Exercise passage.
Queens Park AFC
- Full name: Queens Park Association Football Club
- Nickname(s): Park, QP
- Founded: 1957
- Ground: ILT Football Turf Invercargill, New Zealand
- Capacity: 10,000
- Manager: Patrick Murphy
- League: FootballSouth Premier League
- 2024: FootballSouth Premier League, 8th of 10
| Home colours | Away colours |

= Queens Park AFC =

Queens Park AFC is a football club, based in Invercargill, New Zealand. The club participates in the Southern Football Premier League. and has its clubrooms at Surrey Park.

== History ==
Queens Park Association Football Club was formed in 1957 by Alexander Stojkovich and in 1958 the team made its debut in the local Invercargill Second Grade competition. In 1960 the senior team was promoted to the premier Southland competition, the Donald Gray Memorial Cup.

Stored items
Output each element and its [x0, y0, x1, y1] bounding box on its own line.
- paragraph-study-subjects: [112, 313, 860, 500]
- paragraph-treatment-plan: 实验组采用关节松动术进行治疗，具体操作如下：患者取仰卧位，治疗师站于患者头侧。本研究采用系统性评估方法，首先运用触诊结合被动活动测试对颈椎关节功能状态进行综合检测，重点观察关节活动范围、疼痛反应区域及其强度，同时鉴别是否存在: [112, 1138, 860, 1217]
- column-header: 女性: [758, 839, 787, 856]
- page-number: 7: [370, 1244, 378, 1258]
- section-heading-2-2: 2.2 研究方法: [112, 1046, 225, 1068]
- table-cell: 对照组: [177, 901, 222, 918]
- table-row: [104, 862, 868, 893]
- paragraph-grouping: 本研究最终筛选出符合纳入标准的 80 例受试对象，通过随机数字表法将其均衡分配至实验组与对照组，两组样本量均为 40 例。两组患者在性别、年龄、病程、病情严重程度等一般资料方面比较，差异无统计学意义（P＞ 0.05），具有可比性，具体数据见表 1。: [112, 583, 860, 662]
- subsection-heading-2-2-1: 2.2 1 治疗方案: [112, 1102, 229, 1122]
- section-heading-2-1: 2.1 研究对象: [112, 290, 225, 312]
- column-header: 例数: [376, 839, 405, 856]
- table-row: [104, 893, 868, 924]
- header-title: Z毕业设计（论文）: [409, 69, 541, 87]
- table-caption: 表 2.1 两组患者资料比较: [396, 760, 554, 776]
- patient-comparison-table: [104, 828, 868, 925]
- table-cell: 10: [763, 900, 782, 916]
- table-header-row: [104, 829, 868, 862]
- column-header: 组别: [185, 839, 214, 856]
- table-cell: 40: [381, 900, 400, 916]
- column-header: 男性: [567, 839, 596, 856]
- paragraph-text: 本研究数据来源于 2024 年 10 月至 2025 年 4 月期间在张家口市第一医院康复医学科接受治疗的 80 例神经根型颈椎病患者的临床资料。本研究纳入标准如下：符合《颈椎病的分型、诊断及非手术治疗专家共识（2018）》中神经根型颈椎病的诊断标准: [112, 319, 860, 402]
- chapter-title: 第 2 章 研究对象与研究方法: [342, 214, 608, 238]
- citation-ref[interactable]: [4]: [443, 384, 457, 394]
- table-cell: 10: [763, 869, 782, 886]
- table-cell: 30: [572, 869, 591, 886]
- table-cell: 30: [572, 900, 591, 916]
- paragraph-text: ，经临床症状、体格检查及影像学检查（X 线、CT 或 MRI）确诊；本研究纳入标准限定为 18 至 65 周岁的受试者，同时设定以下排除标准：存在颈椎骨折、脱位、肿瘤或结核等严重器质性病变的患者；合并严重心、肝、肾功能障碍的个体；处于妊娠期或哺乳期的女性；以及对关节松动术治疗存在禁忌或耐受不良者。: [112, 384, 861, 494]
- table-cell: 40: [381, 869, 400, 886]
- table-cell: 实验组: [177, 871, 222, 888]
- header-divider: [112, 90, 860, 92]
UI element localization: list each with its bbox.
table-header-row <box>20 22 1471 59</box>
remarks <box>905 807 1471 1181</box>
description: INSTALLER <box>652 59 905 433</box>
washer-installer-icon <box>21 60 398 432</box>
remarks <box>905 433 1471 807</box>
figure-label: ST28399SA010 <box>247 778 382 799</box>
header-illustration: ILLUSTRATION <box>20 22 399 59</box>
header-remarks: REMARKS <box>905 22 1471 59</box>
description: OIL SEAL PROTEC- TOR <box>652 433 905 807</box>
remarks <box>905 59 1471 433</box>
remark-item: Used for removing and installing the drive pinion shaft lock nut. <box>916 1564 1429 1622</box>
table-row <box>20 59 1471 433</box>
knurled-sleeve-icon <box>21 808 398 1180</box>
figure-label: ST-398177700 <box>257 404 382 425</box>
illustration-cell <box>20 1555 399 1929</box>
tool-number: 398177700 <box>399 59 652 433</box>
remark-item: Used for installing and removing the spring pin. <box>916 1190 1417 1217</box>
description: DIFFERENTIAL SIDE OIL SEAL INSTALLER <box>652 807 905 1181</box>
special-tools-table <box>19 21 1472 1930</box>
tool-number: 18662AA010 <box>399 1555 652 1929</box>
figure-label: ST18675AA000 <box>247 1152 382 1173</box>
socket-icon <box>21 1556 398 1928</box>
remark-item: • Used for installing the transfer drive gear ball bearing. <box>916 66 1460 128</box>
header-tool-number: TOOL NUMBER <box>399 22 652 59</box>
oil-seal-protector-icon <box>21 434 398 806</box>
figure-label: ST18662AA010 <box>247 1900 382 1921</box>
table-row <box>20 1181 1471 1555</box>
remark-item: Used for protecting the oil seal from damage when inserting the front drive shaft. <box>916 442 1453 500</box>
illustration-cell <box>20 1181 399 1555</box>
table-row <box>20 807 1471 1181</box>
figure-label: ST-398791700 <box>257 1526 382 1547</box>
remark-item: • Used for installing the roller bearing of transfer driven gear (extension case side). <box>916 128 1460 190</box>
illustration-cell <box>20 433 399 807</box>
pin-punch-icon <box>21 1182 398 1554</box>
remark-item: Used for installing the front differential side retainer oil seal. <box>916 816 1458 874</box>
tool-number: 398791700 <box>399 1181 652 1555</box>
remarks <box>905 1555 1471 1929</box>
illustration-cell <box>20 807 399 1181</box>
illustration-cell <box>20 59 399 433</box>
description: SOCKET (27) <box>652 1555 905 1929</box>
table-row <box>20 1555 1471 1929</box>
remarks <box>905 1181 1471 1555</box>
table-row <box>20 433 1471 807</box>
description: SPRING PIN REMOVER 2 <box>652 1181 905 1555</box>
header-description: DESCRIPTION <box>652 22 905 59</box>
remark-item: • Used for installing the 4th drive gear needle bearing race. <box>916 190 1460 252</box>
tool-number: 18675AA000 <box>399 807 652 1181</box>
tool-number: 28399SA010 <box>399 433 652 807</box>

Task 1.
Answer these questions from the Queens Park AFC article:
(a) Who formed the club?
(b) What is the capacity of the club's ground?
(c) In what year was the senior team promoted to the Donald Gray Memorial Cup competition?
Task 2.
List every distinct year mentioned in the Queens Park AFC article.
Task 3.
Write the next part of the Queens Park AFC article, picking up after its final sentence.
The rows above have no role in this exercise.

Expected answer 1.
(a) Alexander Stojkovich
(b) 10,000
(c) 1960

Expected answer 2.
1957, 1958, 1960, 2024

Expected answer 3.
When the Southern League was formed in 1968, Queens Park entered the First Division, finishing 9th. However at the end of the 1969 season the club was relegated to the Southern League Second Division. 1972 saw Queens Park win the Southern League Division Two South & the promotion/relegation play-off to rejoin the Southern League Division One. The club played in this league until 1975, when some poor results saw it relegated to Southern League Division Two South. In 1977 Queens Park again won Division Two South, but failed to gain promotion this time around. For the 1980 season the Southern League was split into Northern and Southern Zones, with Queens Park joining the Southern Zone. The club continued to play in this league until it was again restructured in 1986. In 1987 Queens Park played in the reformed Southern League Division Two South, before withdrawing in 1988 to supply players to the Southland United amalgamation.

After Southland United was disbanded at the end of 1991, Queens Park was left without representation at an inter-provincial level until 1996, when the club re-entered the Southern League. Events that transpired that season, chiefly the revival of Southland United, poor results (particularly towards the end of the season), and financial constraints resulted in Queens Park withdrawing for 1997 to once again to support Southland United.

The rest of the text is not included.